§ **Given problem**
Tally the lines of the data that include the word "notre" and state the total, nothing else.

§ **Provided material**
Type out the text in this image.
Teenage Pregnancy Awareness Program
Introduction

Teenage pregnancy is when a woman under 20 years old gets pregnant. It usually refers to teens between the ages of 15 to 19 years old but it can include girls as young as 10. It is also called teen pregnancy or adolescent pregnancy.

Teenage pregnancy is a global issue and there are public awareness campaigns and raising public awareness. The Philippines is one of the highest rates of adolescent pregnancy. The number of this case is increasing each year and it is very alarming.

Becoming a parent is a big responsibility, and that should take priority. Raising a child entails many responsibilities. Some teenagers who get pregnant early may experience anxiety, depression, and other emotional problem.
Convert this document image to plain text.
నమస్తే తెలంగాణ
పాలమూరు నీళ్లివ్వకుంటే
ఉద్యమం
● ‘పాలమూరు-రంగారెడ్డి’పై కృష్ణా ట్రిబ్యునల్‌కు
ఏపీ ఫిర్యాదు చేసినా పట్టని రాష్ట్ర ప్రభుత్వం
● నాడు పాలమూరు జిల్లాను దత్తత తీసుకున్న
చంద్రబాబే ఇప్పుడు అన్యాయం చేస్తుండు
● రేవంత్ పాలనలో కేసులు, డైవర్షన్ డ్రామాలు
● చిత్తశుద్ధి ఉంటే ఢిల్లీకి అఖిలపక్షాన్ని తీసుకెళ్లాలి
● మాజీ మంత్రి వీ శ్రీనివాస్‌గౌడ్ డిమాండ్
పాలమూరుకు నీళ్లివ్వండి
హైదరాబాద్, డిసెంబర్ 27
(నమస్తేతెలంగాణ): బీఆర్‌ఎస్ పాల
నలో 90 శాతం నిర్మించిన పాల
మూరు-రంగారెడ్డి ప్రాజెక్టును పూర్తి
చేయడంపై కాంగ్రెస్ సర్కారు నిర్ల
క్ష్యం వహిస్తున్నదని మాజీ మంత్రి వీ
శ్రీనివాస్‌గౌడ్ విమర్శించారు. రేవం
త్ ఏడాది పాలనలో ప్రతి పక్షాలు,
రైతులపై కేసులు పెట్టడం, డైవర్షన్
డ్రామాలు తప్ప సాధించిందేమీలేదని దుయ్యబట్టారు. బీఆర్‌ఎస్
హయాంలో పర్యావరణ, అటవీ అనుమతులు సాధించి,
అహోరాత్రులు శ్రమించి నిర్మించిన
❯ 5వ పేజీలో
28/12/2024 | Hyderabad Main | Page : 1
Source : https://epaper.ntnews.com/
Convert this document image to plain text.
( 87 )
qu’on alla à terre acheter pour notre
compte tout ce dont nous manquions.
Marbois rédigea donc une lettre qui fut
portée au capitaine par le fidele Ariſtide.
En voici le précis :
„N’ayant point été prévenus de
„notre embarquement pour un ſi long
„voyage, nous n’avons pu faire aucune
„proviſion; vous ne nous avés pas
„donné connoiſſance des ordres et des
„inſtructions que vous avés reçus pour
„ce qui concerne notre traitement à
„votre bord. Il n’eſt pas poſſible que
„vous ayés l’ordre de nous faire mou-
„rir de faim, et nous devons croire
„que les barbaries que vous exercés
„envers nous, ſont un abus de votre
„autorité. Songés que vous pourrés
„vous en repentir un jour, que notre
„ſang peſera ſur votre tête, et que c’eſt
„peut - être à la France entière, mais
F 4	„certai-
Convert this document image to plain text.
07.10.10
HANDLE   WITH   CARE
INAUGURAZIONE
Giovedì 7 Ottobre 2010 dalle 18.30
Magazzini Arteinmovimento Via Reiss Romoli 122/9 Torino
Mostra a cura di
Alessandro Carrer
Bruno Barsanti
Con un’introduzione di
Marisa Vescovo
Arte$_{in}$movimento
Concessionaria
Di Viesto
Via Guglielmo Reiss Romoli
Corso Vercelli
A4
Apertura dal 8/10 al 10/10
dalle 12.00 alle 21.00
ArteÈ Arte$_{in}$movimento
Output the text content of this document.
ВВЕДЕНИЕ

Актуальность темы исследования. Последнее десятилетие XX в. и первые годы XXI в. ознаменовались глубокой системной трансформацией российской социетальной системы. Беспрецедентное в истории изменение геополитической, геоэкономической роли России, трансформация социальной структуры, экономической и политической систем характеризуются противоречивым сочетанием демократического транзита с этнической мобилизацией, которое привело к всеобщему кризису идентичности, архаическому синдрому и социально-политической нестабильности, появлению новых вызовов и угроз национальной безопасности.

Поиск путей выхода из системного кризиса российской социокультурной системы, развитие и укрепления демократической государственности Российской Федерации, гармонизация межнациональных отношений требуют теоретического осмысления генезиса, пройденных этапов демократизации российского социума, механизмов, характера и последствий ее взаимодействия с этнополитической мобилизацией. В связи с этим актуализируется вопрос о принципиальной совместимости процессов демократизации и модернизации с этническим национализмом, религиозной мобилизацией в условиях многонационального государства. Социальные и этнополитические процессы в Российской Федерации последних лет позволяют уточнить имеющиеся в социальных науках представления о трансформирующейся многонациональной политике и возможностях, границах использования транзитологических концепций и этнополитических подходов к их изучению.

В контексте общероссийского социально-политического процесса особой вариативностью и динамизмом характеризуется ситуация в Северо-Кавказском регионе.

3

§ **Exercise answer**
4